(Aim): Copy out every line of the records where the string "Declutter" occurs.

Records

——

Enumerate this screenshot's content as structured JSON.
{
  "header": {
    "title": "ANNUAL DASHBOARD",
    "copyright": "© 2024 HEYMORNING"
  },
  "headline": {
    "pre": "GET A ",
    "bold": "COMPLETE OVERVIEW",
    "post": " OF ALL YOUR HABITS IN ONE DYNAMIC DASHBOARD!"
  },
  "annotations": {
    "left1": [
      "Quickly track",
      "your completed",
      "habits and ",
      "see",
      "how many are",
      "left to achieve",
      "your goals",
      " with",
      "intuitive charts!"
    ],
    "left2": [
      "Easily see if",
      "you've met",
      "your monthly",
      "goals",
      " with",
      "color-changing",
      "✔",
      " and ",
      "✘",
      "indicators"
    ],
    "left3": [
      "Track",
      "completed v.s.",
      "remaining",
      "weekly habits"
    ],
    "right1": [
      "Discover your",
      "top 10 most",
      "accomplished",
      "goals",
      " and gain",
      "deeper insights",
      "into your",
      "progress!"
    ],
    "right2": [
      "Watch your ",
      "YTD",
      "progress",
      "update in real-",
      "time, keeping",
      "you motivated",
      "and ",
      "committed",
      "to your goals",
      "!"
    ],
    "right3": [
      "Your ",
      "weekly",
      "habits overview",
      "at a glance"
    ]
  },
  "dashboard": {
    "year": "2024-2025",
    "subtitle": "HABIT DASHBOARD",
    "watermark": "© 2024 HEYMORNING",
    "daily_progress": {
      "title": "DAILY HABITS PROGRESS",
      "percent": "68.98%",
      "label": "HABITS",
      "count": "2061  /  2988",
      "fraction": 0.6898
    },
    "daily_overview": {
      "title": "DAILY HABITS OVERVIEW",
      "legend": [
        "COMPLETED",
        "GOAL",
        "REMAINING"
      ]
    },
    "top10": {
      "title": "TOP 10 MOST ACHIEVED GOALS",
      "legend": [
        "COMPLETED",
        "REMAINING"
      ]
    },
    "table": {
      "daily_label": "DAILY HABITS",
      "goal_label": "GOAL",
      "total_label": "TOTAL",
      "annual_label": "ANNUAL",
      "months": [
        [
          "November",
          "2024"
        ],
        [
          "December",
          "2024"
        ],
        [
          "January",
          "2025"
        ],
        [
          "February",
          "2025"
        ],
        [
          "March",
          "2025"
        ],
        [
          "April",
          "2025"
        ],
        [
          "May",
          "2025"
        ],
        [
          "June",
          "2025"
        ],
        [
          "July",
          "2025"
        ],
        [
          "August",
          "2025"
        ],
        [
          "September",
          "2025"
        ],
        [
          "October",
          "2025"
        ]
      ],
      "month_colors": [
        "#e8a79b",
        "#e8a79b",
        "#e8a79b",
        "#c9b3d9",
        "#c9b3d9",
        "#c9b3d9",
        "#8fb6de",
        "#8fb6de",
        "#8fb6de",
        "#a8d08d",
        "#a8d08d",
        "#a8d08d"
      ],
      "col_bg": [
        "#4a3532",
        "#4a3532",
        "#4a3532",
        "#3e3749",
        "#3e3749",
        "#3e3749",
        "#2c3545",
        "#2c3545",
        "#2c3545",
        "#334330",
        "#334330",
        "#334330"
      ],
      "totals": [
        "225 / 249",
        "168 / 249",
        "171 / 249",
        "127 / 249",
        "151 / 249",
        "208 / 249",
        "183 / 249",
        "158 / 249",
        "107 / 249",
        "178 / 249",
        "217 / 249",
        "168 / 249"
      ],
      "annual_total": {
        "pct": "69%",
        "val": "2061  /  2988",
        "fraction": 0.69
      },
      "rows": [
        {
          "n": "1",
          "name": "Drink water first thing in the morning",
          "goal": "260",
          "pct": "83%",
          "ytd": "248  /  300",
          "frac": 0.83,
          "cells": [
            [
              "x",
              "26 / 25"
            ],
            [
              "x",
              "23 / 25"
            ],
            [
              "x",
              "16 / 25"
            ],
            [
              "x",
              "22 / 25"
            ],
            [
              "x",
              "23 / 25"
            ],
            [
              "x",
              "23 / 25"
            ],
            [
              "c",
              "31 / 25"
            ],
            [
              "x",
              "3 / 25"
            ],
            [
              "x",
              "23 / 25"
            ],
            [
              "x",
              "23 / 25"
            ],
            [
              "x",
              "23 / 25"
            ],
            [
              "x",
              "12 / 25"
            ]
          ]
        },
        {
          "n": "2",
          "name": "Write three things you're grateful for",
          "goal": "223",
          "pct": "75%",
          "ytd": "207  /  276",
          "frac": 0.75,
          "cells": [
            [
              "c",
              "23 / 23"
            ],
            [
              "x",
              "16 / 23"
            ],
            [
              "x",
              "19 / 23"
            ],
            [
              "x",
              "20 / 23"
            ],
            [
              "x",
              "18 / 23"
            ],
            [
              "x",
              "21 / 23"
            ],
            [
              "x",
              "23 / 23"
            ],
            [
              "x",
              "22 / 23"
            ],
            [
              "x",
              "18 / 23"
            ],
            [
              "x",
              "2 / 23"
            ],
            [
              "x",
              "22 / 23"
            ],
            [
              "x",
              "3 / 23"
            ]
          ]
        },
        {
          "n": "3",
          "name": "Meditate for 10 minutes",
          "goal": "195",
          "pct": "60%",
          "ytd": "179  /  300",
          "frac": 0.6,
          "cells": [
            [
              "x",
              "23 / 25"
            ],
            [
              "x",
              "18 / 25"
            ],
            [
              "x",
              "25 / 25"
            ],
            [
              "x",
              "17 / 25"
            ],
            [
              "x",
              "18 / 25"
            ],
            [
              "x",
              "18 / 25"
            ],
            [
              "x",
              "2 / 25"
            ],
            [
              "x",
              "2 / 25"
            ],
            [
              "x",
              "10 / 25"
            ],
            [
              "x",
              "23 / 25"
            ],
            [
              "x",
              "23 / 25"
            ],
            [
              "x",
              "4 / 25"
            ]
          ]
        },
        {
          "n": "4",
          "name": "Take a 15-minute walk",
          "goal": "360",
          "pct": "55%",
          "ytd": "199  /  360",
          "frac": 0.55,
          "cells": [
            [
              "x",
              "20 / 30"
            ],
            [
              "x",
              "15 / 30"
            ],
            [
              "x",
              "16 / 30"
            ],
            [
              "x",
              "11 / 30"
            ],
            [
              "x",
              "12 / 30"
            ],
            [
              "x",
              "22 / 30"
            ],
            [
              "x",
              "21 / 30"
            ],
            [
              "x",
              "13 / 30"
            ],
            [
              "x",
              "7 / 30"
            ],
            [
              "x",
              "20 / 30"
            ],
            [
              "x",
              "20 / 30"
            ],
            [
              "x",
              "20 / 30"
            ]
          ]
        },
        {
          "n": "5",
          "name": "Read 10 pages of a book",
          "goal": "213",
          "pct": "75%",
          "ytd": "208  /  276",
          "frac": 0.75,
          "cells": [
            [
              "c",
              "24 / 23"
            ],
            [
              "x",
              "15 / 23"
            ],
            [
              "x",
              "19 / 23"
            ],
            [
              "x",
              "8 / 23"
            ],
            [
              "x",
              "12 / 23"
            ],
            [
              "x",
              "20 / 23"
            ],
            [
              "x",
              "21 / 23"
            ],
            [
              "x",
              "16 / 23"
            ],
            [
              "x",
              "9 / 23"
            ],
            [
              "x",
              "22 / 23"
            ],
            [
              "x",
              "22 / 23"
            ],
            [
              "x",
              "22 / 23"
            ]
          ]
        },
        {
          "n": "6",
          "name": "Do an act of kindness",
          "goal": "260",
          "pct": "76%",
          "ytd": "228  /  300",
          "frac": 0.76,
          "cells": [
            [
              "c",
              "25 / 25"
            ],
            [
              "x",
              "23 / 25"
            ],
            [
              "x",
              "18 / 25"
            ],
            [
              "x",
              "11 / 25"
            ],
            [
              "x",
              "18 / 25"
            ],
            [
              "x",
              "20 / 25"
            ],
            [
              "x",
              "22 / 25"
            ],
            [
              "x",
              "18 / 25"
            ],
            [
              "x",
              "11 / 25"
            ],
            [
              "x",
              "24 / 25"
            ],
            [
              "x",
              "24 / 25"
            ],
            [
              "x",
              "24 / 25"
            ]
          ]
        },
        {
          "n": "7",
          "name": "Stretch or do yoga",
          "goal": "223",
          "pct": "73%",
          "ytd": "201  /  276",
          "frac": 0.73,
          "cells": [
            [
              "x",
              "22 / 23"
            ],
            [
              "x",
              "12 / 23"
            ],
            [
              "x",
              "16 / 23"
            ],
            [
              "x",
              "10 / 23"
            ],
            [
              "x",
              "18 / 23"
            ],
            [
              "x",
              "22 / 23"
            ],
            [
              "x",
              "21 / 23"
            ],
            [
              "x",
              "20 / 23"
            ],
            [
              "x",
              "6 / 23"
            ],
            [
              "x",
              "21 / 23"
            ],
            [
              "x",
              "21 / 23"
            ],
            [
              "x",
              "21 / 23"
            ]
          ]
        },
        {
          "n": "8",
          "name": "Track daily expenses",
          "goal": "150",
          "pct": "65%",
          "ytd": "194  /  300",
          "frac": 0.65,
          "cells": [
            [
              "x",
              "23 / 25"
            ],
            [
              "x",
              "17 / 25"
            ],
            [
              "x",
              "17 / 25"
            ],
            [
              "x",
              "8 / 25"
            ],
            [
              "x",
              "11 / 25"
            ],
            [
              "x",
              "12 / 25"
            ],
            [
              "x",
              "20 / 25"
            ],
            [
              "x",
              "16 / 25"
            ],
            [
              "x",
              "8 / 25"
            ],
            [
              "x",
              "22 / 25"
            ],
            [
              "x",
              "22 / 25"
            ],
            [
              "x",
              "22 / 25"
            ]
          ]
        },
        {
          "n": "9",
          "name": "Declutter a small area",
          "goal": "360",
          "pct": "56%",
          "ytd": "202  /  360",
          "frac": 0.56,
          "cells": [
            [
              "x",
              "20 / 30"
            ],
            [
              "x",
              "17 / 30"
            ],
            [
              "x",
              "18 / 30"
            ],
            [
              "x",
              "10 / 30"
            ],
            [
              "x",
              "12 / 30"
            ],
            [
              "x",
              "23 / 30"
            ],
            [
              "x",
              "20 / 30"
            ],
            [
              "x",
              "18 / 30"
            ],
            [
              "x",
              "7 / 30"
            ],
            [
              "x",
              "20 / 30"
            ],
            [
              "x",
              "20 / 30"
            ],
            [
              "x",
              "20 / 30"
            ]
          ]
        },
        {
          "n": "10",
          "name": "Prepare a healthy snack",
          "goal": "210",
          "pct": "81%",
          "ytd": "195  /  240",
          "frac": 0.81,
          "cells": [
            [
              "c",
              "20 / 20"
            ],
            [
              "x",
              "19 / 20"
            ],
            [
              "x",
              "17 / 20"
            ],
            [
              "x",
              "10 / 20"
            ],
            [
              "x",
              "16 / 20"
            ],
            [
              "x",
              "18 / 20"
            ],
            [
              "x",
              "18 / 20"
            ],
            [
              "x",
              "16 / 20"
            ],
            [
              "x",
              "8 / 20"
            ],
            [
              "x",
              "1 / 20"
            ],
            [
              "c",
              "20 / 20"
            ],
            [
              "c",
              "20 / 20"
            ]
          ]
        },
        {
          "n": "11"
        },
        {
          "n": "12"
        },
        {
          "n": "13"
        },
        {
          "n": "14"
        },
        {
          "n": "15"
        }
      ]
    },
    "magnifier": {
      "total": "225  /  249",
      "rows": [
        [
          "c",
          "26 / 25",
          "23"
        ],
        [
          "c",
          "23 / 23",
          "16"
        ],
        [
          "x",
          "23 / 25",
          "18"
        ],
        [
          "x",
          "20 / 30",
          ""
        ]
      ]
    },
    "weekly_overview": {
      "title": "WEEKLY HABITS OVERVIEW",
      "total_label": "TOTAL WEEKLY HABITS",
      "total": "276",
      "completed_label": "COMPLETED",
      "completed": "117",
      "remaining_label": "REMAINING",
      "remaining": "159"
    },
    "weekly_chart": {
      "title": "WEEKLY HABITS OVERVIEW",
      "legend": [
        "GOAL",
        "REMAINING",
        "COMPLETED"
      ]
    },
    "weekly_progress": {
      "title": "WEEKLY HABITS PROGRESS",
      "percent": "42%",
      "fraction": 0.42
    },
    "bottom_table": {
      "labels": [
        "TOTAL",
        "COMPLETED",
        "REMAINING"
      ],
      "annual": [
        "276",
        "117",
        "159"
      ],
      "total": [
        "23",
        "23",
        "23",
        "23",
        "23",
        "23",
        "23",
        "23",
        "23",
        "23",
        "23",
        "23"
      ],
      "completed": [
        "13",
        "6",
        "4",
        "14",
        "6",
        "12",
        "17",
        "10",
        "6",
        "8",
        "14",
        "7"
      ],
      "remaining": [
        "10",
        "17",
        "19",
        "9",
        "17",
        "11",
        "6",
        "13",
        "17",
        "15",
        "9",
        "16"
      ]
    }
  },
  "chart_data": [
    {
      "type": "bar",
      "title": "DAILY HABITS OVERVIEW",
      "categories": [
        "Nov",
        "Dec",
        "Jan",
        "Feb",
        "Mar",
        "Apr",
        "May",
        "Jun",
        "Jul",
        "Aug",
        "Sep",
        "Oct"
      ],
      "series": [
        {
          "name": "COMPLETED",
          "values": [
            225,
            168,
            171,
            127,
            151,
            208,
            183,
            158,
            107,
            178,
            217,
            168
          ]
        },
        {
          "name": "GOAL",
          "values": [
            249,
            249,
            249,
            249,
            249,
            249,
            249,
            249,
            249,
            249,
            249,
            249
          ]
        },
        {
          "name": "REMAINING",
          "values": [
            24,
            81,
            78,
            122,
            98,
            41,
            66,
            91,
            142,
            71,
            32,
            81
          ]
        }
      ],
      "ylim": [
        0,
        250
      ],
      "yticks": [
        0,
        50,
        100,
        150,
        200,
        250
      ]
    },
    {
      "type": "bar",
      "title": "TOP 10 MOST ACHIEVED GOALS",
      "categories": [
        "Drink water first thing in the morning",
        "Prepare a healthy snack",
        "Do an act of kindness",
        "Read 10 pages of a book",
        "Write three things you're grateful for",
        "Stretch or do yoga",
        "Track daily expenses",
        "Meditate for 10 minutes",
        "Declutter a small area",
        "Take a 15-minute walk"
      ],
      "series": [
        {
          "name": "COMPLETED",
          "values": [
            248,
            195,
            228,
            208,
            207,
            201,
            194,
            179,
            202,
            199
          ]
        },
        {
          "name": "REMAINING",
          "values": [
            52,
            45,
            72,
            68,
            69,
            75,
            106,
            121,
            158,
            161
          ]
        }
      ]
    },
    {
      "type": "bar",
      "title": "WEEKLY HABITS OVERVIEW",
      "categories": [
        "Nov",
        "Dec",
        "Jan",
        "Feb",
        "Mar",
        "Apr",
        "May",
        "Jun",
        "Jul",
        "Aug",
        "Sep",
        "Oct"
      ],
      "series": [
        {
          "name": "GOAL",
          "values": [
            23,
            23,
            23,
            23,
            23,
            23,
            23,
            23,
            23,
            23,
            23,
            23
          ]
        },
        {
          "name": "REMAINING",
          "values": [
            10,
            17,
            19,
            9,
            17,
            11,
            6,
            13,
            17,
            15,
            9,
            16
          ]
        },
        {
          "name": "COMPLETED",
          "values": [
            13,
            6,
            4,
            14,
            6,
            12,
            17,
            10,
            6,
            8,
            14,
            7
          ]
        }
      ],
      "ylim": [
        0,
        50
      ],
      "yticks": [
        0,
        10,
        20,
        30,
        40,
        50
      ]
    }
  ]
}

——

(Exercise answer):
          "name": "Declutter a small area",
        "Declutter a small area",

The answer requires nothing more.